EXERCISE REQUIREMENTS:
All of the material below is to be restated word for word, apart from the pictures.

--*--

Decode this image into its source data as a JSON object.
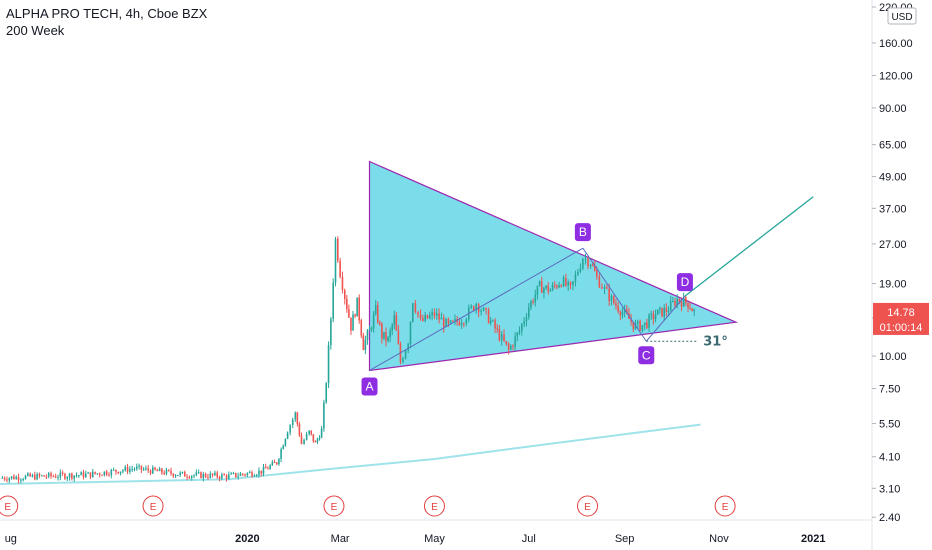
{
  "header": {
    "title": "ALPHA PRO TECH, 4h, Cboe BZX",
    "ma_label": "200 Week"
  },
  "currency": "USD",
  "price_badge": {
    "price": "14.78",
    "countdown": "01:00:14",
    "color": "#ef5350"
  },
  "colors": {
    "pattern_fill": "#4fd2e3",
    "pattern_stroke": "#9c27b0",
    "point_fill": "#8e2de2",
    "projection": "#26a69a",
    "ma_line": "#9fe3ea",
    "candle_up": "#26a69a",
    "candle_down": "#ef5350",
    "earnings": "#e3403f"
  },
  "chart_data": {
    "type": "line",
    "series": [
      {
        "type": "candlestick",
        "values": [
          {
            "x": "2019-07-25",
            "y": 3.4
          },
          {
            "x": "2019-09-20",
            "y": 3.5
          },
          {
            "x": "2019-10-20",
            "y": 3.7
          },
          {
            "x": "2019-11-20",
            "y": 3.5
          },
          {
            "x": "2019-12-20",
            "y": 3.45
          },
          {
            "x": "2020-01-10",
            "y": 3.6
          },
          {
            "x": "2020-01-20",
            "y": 3.9
          },
          {
            "x": "2020-01-27",
            "y": 5.2
          },
          {
            "x": "2020-02-01",
            "y": 6.0
          },
          {
            "x": "2020-02-05",
            "y": 4.6
          },
          {
            "x": "2020-02-10",
            "y": 5.1
          },
          {
            "x": "2020-02-14",
            "y": 4.6
          },
          {
            "x": "2020-02-18",
            "y": 5.2
          },
          {
            "x": "2020-02-21",
            "y": 8.0
          },
          {
            "x": "2020-02-24",
            "y": 14.0
          },
          {
            "x": "2020-02-27",
            "y": 28.0
          },
          {
            "x": "2020-03-01",
            "y": 21.0
          },
          {
            "x": "2020-03-04",
            "y": 17.0
          },
          {
            "x": "2020-03-08",
            "y": 13.0
          },
          {
            "x": "2020-03-12",
            "y": 16.0
          },
          {
            "x": "2020-03-16",
            "y": 11.0
          },
          {
            "x": "2020-03-20",
            "y": 12.5
          },
          {
            "x": "2020-03-24",
            "y": 15.0
          },
          {
            "x": "2020-03-28",
            "y": 12.0
          },
          {
            "x": "2020-04-01",
            "y": 11.5
          },
          {
            "x": "2020-04-05",
            "y": 14.0
          },
          {
            "x": "2020-04-09",
            "y": 9.5
          },
          {
            "x": "2020-04-14",
            "y": 11.5
          },
          {
            "x": "2020-04-17",
            "y": 16.5
          },
          {
            "x": "2020-04-22",
            "y": 13.5
          },
          {
            "x": "2020-05-01",
            "y": 14.5
          },
          {
            "x": "2020-05-10",
            "y": 13.0
          },
          {
            "x": "2020-05-20",
            "y": 14.0
          },
          {
            "x": "2020-05-28",
            "y": 16.0
          },
          {
            "x": "2020-06-05",
            "y": 14.0
          },
          {
            "x": "2020-06-12",
            "y": 12.0
          },
          {
            "x": "2020-06-18",
            "y": 10.5
          },
          {
            "x": "2020-06-25",
            "y": 12.5
          },
          {
            "x": "2020-07-01",
            "y": 15.5
          },
          {
            "x": "2020-07-08",
            "y": 18.5
          },
          {
            "x": "2020-07-15",
            "y": 18.0
          },
          {
            "x": "2020-07-22",
            "y": 19.5
          },
          {
            "x": "2020-07-28",
            "y": 18.0
          },
          {
            "x": "2020-08-05",
            "y": 24.0
          },
          {
            "x": "2020-08-10",
            "y": 23.0
          },
          {
            "x": "2020-08-14",
            "y": 20.0
          },
          {
            "x": "2020-08-19",
            "y": 18.0
          },
          {
            "x": "2020-08-25",
            "y": 16.0
          },
          {
            "x": "2020-09-01",
            "y": 14.5
          },
          {
            "x": "2020-09-08",
            "y": 13.0
          },
          {
            "x": "2020-09-14",
            "y": 13.2
          },
          {
            "x": "2020-09-21",
            "y": 14.5
          },
          {
            "x": "2020-09-28",
            "y": 15.0
          },
          {
            "x": "2020-10-05",
            "y": 16.5
          },
          {
            "x": "2020-10-12",
            "y": 16.0
          },
          {
            "x": "2020-10-16",
            "y": 14.78
          }
        ]
      },
      {
        "name": "200 Week",
        "values": [
          {
            "x": "2019-07-25",
            "y": 3.22
          },
          {
            "x": "2019-12-20",
            "y": 3.36
          },
          {
            "x": "2020-02-24",
            "y": 3.68
          },
          {
            "x": "2020-05-01",
            "y": 4.02
          },
          {
            "x": "2020-07-15",
            "y": 4.6
          },
          {
            "x": "2020-10-20",
            "y": 5.45
          }
        ]
      }
    ],
    "pattern_points": [
      {
        "label": "A",
        "x": "2020-03-20",
        "y": 8.8
      },
      {
        "label": "B",
        "x": "2020-08-05",
        "y": 26.0
      },
      {
        "label": "C",
        "x": "2020-09-15",
        "y": 11.4
      },
      {
        "label": "D",
        "x": "2020-10-10",
        "y": 17.0
      }
    ],
    "triangle": [
      {
        "x": "2020-03-20",
        "y": 56.0
      },
      {
        "x": "2020-11-12",
        "y": 13.5
      },
      {
        "x": "2020-03-20",
        "y": 8.8
      }
    ],
    "projection": [
      {
        "x": "2020-10-10",
        "y": 17.0
      },
      {
        "x": "2021-01-01",
        "y": 41.0
      }
    ],
    "angle_label": "31°",
    "earnings_markers": [
      "E",
      "E",
      "E",
      "E",
      "E",
      "E"
    ],
    "earnings_dates": [
      "2019-07-30",
      "2019-11-01",
      "2020-02-26",
      "2020-05-01",
      "2020-08-08",
      "2020-11-05"
    ],
    "x_ticks": [
      {
        "label": "ug",
        "x": "2019-08-01",
        "bold": false
      },
      {
        "label": "2020",
        "x": "2020-01-01",
        "bold": true
      },
      {
        "label": "Mar",
        "x": "2020-03-01",
        "bold": false
      },
      {
        "label": "May",
        "x": "2020-05-01",
        "bold": false
      },
      {
        "label": "Jul",
        "x": "2020-07-01",
        "bold": false
      },
      {
        "label": "Sep",
        "x": "2020-09-01",
        "bold": false
      },
      {
        "label": "Nov",
        "x": "2020-11-01",
        "bold": false
      },
      {
        "label": "2021",
        "x": "2021-01-01",
        "bold": true
      }
    ],
    "y_ticks": [
      "2.40",
      "3.10",
      "4.10",
      "5.50",
      "7.50",
      "10.00",
      "14.00",
      "19.00",
      "27.00",
      "37.00",
      "49.00",
      "65.00",
      "90.00",
      "120.00",
      "160.00",
      "220.00"
    ],
    "y_scale": "log",
    "ylim": [
      2.3,
      230
    ],
    "xlim": [
      "2019-07-25",
      "2021-02-08"
    ],
    "grid": false,
    "title": "ALPHA PRO TECH, 4h, Cboe BZX"
  }
}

--*--

RESULT OF THE TASK:
Decode this image into its source data as a JSON object.
{
  "header": {
    "title": "ALPHA PRO TECH, 4h, Cboe BZX",
    "ma_label": "200 Week"
  },
  "currency": "USD",
  "price_badge": {
    "price": "14.78",
    "countdown": "01:00:14",
    "color": "#ef5350"
  },
  "colors": {
    "pattern_fill": "#4fd2e3",
    "pattern_stroke": "#9c27b0",
    "point_fill": "#8e2de2",
    "projection": "#26a69a",
    "ma_line": "#9fe3ea",
    "candle_up": "#26a69a",
    "candle_down": "#ef5350",
    "earnings": "#e3403f"
  },
  "chart_data": {
    "type": "line",
    "series": [
      {
        "type": "candlestick",
        "values": [
          {
            "x": "2019-07-25",
            "y": 3.4
          },
          {
            "x": "2019-09-20",
            "y": 3.5
          },
          {
            "x": "2019-10-20",
            "y": 3.7
          },
          {
            "x": "2019-11-20",
            "y": 3.5
          },
          {
            "x": "2019-12-20",
            "y": 3.45
          },
          {
            "x": "2020-01-10",
            "y": 3.6
          },
          {
            "x": "2020-01-20",
            "y": 3.9
          },
          {
            "x": "2020-01-27",
            "y": 5.2
          },
          {
            "x": "2020-02-01",
            "y": 6.0
          },
          {
            "x": "2020-02-05",
            "y": 4.6
          },
          {
            "x": "2020-02-10",
            "y": 5.1
          },
          {
            "x": "2020-02-14",
            "y": 4.6
          },
          {
            "x": "2020-02-18",
            "y": 5.2
          },
          {
            "x": "2020-02-21",
            "y": 8.0
          },
          {
            "x": "2020-02-24",
            "y": 14.0
          },
          {
            "x": "2020-02-27",
            "y": 28.0
          },
          {
            "x": "2020-03-01",
            "y": 21.0
          },
          {
            "x": "2020-03-04",
            "y": 17.0
          },
          {
            "x": "2020-03-08",
            "y": 13.0
          },
          {
            "x": "2020-03-12",
            "y": 16.0
          },
          {
            "x": "2020-03-16",
            "y": 11.0
          },
          {
            "x": "2020-03-20",
            "y": 12.5
          },
          {
            "x": "2020-03-24",
            "y": 15.0
          },
          {
            "x": "2020-03-28",
            "y": 12.0
          },
          {
            "x": "2020-04-01",
            "y": 11.5
          },
          {
            "x": "2020-04-05",
            "y": 14.0
          },
          {
            "x": "2020-04-09",
            "y": 9.5
          },
          {
            "x": "2020-04-14",
            "y": 11.5
          },
          {
            "x": "2020-04-17",
            "y": 16.5
          },
          {
            "x": "2020-04-22",
            "y": 13.5
          },
          {
            "x": "2020-05-01",
            "y": 14.5
          },
          {
            "x": "2020-05-10",
            "y": 13.0
          },
          {
            "x": "2020-05-20",
            "y": 14.0
          },
          {
            "x": "2020-05-28",
            "y": 16.0
          },
          {
            "x": "2020-06-05",
            "y": 14.0
          },
          {
            "x": "2020-06-12",
            "y": 12.0
          },
          {
            "x": "2020-06-18",
            "y": 10.5
          },
          {
            "x": "2020-06-25",
            "y": 12.5
          },
          {
            "x": "2020-07-01",
            "y": 15.5
          },
          {
            "x": "2020-07-08",
            "y": 18.5
          },
          {
            "x": "2020-07-15",
            "y": 18.0
          },
          {
            "x": "2020-07-22",
            "y": 19.5
          },
          {
            "x": "2020-07-28",
            "y": 18.0
          },
          {
            "x": "2020-08-05",
            "y": 24.0
          },
          {
            "x": "2020-08-10",
            "y": 23.0
          },
          {
            "x": "2020-08-14",
            "y": 20.0
          },
          {
            "x": "2020-08-19",
            "y": 18.0
          },
          {
            "x": "2020-08-25",
            "y": 16.0
          },
          {
            "x": "2020-09-01",
            "y": 14.5
          },
          {
            "x": "2020-09-08",
            "y": 13.0
          },
          {
            "x": "2020-09-14",
            "y": 13.2
          },
          {
            "x": "2020-09-21",
            "y": 14.5
          },
          {
            "x": "2020-09-28",
            "y": 15.0
          },
          {
            "x": "2020-10-05",
            "y": 16.5
          },
          {
            "x": "2020-10-12",
            "y": 16.0
          },
          {
            "x": "2020-10-16",
            "y": 14.78
          }
        ]
      },
      {
        "name": "200 Week",
        "values": [
          {
            "x": "2019-07-25",
            "y": 3.22
          },
          {
            "x": "2019-12-20",
            "y": 3.36
          },
          {
            "x": "2020-02-24",
            "y": 3.68
          },
          {
            "x": "2020-05-01",
            "y": 4.02
          },
          {
            "x": "2020-07-15",
            "y": 4.6
          },
          {
            "x": "2020-10-20",
            "y": 5.45
          }
        ]
      }
    ],
    "pattern_points": [
      {
        "label": "A",
        "x": "2020-03-20",
        "y": 8.8
      },
      {
        "label": "B",
        "x": "2020-08-05",
        "y": 26.0
      },
      {
        "label": "C",
        "x": "2020-09-15",
        "y": 11.4
      },
      {
        "label": "D",
        "x": "2020-10-10",
        "y": 17.0
      }
    ],
    "triangle": [
      {
        "x": "2020-03-20",
        "y": 56.0
      },
      {
        "x": "2020-11-12",
        "y": 13.5
      },
      {
        "x": "2020-03-20",
        "y": 8.8
      }
    ],
    "projection": [
      {
        "x": "2020-10-10",
        "y": 17.0
      },
      {
        "x": "2021-01-01",
        "y": 41.0
      }
    ],
    "angle_label": "31°",
    "earnings_markers": [
      "E",
      "E",
      "E",
      "E",
      "E",
      "E"
    ],
    "earnings_dates": [
      "2019-07-30",
      "2019-11-01",
      "2020-02-26",
      "2020-05-01",
      "2020-08-08",
      "2020-11-05"
    ],
    "x_ticks": [
      {
        "label": "ug",
        "x": "2019-08-01",
        "bold": false
      },
      {
        "label": "2020",
        "x": "2020-01-01",
        "bold": true
      },
      {
        "label": "Mar",
        "x": "2020-03-01",
        "bold": false
      },
      {
        "label": "May",
        "x": "2020-05-01",
        "bold": false
      },
      {
        "label": "Jul",
        "x": "2020-07-01",
        "bold": false
      },
      {
        "label": "Sep",
        "x": "2020-09-01",
        "bold": false
      },
      {
        "label": "Nov",
        "x": "2020-11-01",
        "bold": false
      },
      {
        "label": "2021",
        "x": "2021-01-01",
        "bold": true
      }
    ],
    "y_ticks": [
      "2.40",
      "3.10",
      "4.10",
      "5.50",
      "7.50",
      "10.00",
      "14.00",
      "19.00",
      "27.00",
      "37.00",
      "49.00",
      "65.00",
      "90.00",
      "120.00",
      "160.00",
      "220.00"
    ],
    "y_scale": "log",
    "ylim": [
      2.3,
      230
    ],
    "xlim": [
      "2019-07-25",
      "2021-02-08"
    ],
    "grid": false,
    "title": "ALPHA PRO TECH, 4h, Cboe BZX"
  }
}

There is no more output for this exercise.